*** Quoted passage
Another classic awkward pose is the one where someone is not comfortable with the prospect of hugging the person he is with, so his entire body stays turned completely forward.  In this picture below, this guy is a perfect example of this:

Brooke

In this picture, Tom and Katie are both demonstrating the same  awkward positioning:

Tomkat_116_soccer

I may not have a degree in Behavioral Body Language Analysis for Weekly Gossip Periodical Dissemination, but I did minor in it, so you can trust that my analysis here is spot-on.  Just like you would with US Weekly, or In Touch on a good week.


Freaky Fanning

Things that are reasonable in theory:

-It's inappropriate to mercilessly pick on a 12-year old. It's not nice, and it's not fair. 

-At that age, kids are still just doing what their parents tell them to do, so we can't really fault them for their behavior.
******
Prompt 1 ->
From the passage on awkward poses, copy word for word the section starting with "Tomkat_116_soccer" and going on through "for their behavior.".
Prompt 2 ->
Continue the passage on awkward poses after its last sentence.
*** Data rows
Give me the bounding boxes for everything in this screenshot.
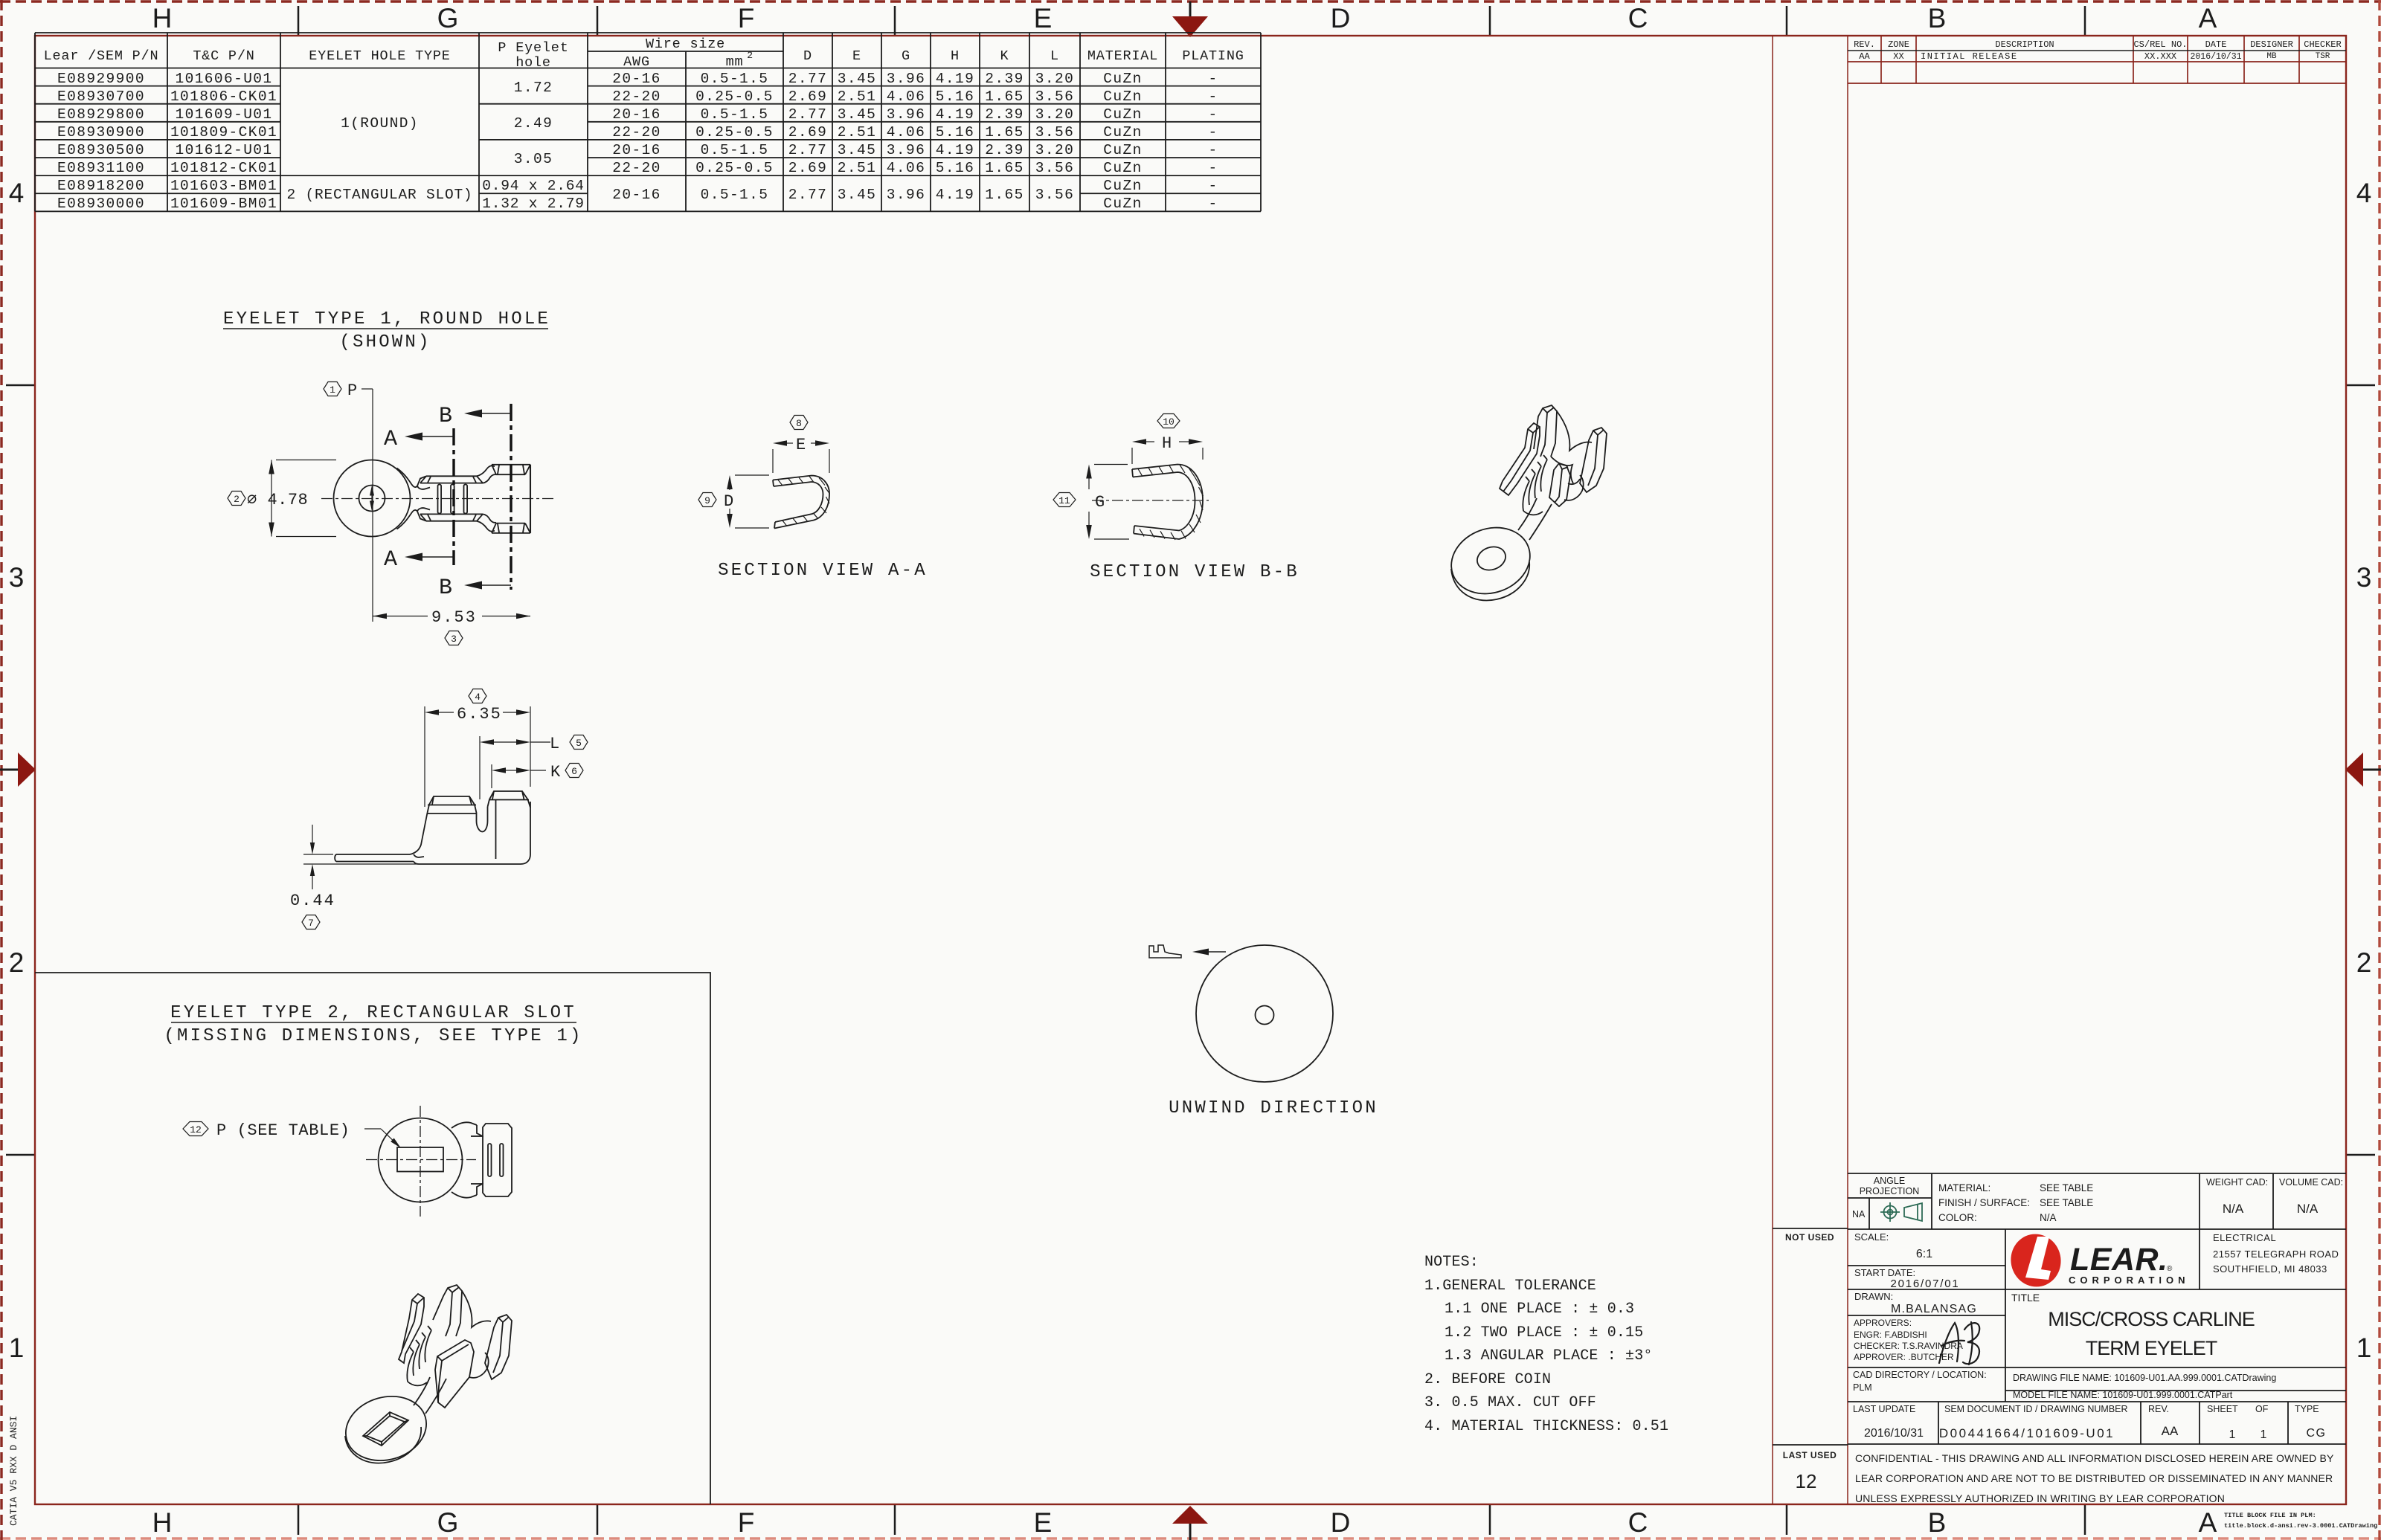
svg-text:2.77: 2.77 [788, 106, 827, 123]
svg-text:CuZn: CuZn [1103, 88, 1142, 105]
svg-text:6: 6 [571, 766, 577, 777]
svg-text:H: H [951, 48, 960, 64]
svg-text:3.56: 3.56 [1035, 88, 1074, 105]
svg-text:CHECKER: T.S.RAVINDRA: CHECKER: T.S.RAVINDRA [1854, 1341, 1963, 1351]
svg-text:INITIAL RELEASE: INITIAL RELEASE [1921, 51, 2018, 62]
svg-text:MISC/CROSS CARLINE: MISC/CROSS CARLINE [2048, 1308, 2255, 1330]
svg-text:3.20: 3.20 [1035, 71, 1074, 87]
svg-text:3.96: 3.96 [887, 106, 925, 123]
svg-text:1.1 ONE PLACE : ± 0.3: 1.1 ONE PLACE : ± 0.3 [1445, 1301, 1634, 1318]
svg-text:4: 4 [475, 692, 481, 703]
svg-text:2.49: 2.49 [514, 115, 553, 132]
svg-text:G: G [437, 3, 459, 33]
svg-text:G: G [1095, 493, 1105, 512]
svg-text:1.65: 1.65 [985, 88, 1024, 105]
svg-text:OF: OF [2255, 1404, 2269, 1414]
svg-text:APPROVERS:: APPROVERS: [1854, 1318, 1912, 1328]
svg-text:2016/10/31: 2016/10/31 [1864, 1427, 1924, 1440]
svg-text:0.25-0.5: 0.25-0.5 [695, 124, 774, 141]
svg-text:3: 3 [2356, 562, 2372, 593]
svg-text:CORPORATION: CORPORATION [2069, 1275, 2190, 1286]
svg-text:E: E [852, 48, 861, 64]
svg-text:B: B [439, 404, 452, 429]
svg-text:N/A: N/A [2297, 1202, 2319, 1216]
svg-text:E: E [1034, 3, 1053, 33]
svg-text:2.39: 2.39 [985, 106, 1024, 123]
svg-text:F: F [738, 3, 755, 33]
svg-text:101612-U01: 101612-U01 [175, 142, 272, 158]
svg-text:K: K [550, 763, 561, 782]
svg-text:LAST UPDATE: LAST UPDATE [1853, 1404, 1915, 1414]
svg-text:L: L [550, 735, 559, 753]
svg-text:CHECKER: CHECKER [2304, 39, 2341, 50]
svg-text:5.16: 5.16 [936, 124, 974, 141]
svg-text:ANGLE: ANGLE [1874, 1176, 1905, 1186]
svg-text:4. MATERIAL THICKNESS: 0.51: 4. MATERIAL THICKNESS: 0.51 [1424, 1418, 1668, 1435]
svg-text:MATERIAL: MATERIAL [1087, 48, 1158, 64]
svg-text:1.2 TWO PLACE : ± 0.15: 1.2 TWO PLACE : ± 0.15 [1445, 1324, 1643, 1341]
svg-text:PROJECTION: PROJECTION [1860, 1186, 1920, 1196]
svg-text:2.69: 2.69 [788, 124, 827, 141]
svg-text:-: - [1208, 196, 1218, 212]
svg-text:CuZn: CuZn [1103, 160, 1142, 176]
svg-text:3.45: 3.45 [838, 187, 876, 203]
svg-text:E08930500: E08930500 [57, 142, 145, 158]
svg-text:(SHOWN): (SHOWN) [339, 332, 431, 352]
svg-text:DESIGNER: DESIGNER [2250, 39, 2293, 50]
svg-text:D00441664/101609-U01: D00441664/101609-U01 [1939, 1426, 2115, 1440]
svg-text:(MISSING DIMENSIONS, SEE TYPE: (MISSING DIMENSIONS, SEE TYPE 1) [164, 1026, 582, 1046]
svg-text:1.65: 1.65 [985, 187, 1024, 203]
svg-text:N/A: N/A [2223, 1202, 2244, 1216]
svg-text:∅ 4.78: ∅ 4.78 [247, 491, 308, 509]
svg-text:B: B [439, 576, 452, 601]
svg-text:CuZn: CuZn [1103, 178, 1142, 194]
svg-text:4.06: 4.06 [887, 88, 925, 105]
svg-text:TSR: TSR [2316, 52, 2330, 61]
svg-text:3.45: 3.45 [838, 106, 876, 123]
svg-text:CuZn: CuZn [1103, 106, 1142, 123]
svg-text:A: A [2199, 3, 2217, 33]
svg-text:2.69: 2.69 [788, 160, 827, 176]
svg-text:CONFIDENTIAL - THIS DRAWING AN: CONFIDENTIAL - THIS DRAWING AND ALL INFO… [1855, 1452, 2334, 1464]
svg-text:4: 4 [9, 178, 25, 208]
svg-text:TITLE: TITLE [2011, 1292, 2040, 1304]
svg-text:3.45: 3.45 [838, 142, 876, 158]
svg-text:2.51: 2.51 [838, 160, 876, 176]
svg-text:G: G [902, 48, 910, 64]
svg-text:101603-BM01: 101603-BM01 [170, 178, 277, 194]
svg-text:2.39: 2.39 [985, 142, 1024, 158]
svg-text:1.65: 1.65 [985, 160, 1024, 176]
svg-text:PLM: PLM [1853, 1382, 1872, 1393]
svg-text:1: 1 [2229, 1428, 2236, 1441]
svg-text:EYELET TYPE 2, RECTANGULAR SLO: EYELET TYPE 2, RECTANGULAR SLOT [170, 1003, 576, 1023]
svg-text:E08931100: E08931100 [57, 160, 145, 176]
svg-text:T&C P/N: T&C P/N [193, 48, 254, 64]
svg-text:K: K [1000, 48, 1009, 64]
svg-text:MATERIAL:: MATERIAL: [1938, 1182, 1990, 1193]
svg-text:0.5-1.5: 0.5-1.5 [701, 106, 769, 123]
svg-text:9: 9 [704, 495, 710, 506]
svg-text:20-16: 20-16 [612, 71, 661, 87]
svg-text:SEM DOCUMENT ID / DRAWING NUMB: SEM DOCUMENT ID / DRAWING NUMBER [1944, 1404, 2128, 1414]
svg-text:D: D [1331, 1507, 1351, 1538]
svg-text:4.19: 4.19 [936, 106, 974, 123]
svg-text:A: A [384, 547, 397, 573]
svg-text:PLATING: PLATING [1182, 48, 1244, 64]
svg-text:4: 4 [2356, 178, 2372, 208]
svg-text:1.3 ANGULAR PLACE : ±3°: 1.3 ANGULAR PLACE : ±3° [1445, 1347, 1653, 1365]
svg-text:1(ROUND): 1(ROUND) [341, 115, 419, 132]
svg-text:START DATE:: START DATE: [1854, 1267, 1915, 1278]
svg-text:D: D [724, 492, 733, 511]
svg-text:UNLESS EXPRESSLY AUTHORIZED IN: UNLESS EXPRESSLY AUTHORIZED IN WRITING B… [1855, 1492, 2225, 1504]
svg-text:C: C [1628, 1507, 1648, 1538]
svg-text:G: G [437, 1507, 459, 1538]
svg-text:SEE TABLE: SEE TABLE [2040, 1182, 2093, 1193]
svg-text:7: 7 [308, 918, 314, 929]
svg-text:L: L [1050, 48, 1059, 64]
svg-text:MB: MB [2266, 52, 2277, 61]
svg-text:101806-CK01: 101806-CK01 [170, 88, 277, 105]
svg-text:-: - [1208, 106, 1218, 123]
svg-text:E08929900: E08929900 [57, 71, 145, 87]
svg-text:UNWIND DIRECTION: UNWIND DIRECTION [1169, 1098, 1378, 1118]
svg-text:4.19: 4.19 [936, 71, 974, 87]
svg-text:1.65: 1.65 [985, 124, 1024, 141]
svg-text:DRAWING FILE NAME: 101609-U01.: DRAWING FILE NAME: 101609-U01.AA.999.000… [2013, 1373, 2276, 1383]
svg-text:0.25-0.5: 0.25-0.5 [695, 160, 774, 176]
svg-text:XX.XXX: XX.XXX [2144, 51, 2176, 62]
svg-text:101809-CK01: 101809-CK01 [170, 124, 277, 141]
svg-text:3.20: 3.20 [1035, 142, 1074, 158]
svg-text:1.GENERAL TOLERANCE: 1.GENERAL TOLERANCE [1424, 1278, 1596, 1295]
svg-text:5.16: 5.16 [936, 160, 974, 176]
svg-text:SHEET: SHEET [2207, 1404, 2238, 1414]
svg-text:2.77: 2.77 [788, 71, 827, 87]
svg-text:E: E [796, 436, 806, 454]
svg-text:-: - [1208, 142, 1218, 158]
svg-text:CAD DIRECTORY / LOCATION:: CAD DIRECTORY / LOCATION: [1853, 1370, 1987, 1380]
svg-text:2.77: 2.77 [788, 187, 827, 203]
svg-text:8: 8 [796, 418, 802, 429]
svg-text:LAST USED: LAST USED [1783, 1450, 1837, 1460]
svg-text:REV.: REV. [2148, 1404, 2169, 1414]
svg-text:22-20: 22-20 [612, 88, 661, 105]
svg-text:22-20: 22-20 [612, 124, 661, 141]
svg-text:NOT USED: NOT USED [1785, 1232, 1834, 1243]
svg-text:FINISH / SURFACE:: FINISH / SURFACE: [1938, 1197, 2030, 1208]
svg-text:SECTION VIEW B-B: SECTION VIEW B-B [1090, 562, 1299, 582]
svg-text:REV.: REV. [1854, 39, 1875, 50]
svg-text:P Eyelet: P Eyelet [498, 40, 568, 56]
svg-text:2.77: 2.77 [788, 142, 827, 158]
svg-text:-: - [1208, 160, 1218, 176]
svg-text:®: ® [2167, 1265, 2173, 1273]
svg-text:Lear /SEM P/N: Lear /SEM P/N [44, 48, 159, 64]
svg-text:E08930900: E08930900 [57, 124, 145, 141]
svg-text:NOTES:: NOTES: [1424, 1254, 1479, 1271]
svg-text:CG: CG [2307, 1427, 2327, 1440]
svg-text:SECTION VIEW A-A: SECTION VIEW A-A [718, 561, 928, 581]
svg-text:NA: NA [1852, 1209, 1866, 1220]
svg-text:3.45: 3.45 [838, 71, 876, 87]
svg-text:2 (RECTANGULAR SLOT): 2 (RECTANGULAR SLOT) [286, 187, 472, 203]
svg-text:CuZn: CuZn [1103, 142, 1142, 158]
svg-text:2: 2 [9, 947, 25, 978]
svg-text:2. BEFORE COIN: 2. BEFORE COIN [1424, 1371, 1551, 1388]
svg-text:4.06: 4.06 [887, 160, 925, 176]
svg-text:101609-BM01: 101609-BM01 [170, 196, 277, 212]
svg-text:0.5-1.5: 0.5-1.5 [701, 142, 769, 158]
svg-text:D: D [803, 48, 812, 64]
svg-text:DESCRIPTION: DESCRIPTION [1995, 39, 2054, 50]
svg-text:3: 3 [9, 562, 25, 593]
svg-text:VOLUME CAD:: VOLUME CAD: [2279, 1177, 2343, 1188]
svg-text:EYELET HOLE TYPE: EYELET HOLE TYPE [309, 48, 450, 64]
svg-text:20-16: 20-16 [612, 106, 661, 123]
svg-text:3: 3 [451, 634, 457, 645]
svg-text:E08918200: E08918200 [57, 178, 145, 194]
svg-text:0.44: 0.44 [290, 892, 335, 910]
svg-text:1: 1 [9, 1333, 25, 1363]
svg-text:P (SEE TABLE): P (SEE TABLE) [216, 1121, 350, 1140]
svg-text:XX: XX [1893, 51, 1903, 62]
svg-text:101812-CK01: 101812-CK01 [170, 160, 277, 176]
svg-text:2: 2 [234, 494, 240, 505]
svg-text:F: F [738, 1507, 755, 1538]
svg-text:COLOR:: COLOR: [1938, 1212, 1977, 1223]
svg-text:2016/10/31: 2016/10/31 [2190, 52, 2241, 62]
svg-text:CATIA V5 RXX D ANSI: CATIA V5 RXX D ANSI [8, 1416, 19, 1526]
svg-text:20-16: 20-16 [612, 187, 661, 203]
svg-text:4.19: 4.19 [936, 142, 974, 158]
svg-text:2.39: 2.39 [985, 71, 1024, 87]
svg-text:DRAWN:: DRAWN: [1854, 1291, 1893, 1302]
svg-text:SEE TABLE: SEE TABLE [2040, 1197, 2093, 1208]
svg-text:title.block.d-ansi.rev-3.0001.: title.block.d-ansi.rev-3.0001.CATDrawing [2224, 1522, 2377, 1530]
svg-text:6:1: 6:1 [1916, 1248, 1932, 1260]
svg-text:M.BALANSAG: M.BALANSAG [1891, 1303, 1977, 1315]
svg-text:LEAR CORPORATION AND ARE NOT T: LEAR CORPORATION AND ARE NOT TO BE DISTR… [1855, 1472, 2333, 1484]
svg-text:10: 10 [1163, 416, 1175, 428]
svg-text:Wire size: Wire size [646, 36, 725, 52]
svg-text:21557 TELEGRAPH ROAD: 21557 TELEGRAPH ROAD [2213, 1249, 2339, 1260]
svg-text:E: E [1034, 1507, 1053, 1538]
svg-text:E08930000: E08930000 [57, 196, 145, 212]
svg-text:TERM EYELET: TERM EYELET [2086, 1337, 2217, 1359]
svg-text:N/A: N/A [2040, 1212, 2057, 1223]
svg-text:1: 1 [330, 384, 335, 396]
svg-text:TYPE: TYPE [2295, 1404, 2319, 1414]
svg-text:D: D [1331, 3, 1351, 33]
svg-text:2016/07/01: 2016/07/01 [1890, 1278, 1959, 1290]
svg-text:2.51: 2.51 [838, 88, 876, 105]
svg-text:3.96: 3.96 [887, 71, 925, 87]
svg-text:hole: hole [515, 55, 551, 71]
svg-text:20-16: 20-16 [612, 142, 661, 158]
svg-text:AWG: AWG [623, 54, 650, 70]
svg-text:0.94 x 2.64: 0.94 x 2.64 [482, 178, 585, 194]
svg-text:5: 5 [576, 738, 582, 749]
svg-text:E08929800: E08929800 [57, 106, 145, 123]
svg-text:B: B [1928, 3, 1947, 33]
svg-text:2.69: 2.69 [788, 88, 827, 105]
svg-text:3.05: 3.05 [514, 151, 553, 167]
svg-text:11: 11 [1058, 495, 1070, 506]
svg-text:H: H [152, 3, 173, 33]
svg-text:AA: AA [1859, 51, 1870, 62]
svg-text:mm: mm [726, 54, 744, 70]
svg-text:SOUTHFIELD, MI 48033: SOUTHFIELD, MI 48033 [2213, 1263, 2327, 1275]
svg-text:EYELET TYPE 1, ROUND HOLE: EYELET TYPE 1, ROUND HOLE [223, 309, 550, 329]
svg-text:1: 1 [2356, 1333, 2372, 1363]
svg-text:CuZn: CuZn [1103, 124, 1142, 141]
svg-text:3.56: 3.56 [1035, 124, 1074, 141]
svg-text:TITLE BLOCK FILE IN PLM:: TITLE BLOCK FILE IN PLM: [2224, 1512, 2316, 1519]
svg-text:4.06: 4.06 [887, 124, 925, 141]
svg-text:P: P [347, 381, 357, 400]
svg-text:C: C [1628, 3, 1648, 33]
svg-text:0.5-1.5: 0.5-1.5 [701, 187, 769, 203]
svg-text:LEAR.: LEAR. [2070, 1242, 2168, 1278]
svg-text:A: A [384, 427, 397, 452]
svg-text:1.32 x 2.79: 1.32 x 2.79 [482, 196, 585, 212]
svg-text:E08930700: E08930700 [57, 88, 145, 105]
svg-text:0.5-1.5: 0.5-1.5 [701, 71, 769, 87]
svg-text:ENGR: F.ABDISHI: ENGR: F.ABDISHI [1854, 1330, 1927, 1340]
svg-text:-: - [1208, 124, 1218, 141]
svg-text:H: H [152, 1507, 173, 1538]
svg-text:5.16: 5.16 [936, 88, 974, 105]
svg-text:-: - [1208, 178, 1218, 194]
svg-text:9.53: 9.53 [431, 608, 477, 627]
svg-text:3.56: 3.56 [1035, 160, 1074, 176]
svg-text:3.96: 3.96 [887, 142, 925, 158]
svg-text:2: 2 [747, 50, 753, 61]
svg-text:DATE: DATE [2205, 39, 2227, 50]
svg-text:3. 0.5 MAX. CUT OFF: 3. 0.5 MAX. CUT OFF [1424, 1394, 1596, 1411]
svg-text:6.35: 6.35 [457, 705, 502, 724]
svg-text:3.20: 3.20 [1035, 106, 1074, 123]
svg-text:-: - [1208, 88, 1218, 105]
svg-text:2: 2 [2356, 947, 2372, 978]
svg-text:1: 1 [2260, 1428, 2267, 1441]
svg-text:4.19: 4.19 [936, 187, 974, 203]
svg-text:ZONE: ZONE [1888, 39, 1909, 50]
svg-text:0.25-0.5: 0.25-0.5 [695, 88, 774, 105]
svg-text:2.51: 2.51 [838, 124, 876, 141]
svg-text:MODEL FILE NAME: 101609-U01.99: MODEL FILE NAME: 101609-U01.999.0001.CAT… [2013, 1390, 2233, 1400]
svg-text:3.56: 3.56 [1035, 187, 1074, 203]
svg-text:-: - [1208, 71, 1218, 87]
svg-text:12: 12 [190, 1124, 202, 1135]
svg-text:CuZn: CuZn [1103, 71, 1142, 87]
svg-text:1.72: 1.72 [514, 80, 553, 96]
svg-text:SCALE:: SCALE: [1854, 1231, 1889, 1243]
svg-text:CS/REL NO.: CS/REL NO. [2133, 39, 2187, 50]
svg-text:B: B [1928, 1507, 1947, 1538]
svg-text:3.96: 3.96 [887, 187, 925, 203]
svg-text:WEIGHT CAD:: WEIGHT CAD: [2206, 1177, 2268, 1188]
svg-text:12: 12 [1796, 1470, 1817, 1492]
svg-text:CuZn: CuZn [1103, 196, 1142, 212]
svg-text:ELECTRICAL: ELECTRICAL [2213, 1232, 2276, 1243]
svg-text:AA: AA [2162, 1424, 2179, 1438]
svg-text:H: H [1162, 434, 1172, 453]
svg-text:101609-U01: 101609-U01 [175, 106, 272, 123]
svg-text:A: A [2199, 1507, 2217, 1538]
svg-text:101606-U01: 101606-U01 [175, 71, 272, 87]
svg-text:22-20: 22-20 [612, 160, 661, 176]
******
Reply 1 ->
Tomkat_116_soccer

I may not have a degree in Behavioral Body Language Analysis for Weekly Gossip Periodical Dissemination, but I did minor in it, so you can trust that my analysis here is spot-on.  Just like you would with US Weekly, or In Touch on a good week.


Freaky Fanning

Things that are reasonable in theory:

-It's inappropriate to mercilessly pick on a 12-year old. It's not nice, and it's not fair. 

-At that age, kids are still just doing what their parents tell them to do, so we can't really fault them for their behavior.

Reply 2 ->
-If anything, eerily creepy, overly articulate 12-year olds who have had the unfortunate handicap of hanging out with Tom Cruise a lot during their formative years should be pitied, not ridiculed.

Unfortunately, that theory crumbles in the face of real-world evidence:
So_scary
Aahhhhh!  She's so scary!  Enough with the poise, and the paleness, and the white satin, or whatever the hell that is.  Why does a dress like that even come in child size?  Good LORD.  Dakota Fanning, you are single-handedly turning me into a weird, mean, unreasonable child-hater.  And it's gotta stop.